- **Record excerpts**
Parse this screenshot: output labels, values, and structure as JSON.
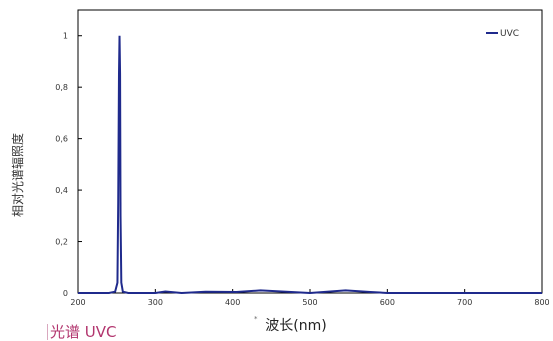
{
  "caption": "光谱 UVC",
  "chart_data": {
    "type": "line",
    "xlabel": "波长(nm)",
    "ylabel": "相对光谱辐照度",
    "xlim": [
      200,
      800
    ],
    "ylim": [
      0,
      1.1
    ],
    "x_ticks": [
      200,
      300,
      400,
      500,
      600,
      700,
      800
    ],
    "x_tick_labels": [
      "200",
      "300",
      "400",
      "500",
      "600",
      "700",
      "800"
    ],
    "y_ticks": [
      0,
      0.2,
      0.4,
      0.6,
      0.8,
      1
    ],
    "y_tick_labels": [
      "0",
      "0,2",
      "0,4",
      "0,6",
      "0,8",
      "1"
    ],
    "grid": false,
    "legend_position": "top-right",
    "series": [
      {
        "name": "UVC",
        "color": "#1f2a8c",
        "x": [
          200,
          240,
          248,
          251,
          252,
          253,
          253.7,
          254.4,
          255,
          256,
          258,
          265,
          300,
          313,
          334,
          365,
          405,
          436,
          500,
          546,
          578,
          600,
          700,
          800
        ],
        "y": [
          0,
          0,
          0.005,
          0.04,
          0.35,
          0.85,
          1.0,
          0.85,
          0.3,
          0.04,
          0.005,
          0,
          0,
          0.006,
          0,
          0.005,
          0.004,
          0.01,
          0,
          0.01,
          0.004,
          0,
          0,
          0
        ]
      }
    ]
  }
}
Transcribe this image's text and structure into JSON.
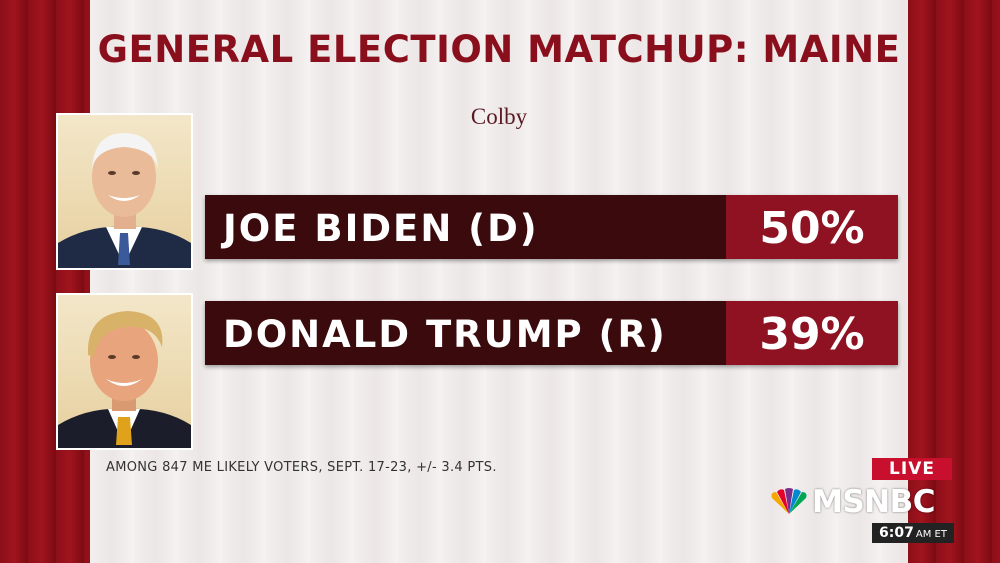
{
  "graphic": {
    "title": "GENERAL ELECTION MATCHUP: MAINE",
    "source": "Colby",
    "footnote": "AMONG 847 ME LIKELY VOTERS, SEPT. 17-23, +/- 3.4 PTS."
  },
  "candidates": [
    {
      "name": "JOE BIDEN (D)",
      "percent_label": "50%",
      "percent": 50,
      "photo": "candidate-photo"
    },
    {
      "name": "DONALD TRUMP (R)",
      "percent_label": "39%",
      "percent": 39,
      "photo": "candidate-photo"
    }
  ],
  "broadcast": {
    "live_label": "LIVE",
    "network": "MSNBC",
    "time": "6:07",
    "time_suffix": "AM ET"
  },
  "colors": {
    "title_red": "#8a0f1d",
    "bar_dark": "#3a0a0d",
    "percent_red": "#8f1222",
    "live_red": "#c8102e"
  }
}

- **Requirements**
Identify each line of the material where the word "this" shows up, and copy it.

- **Task solution**
Parse this screenshot: output labels, values, and structure as JSON.
Transcribe this image's text and structure into JSON.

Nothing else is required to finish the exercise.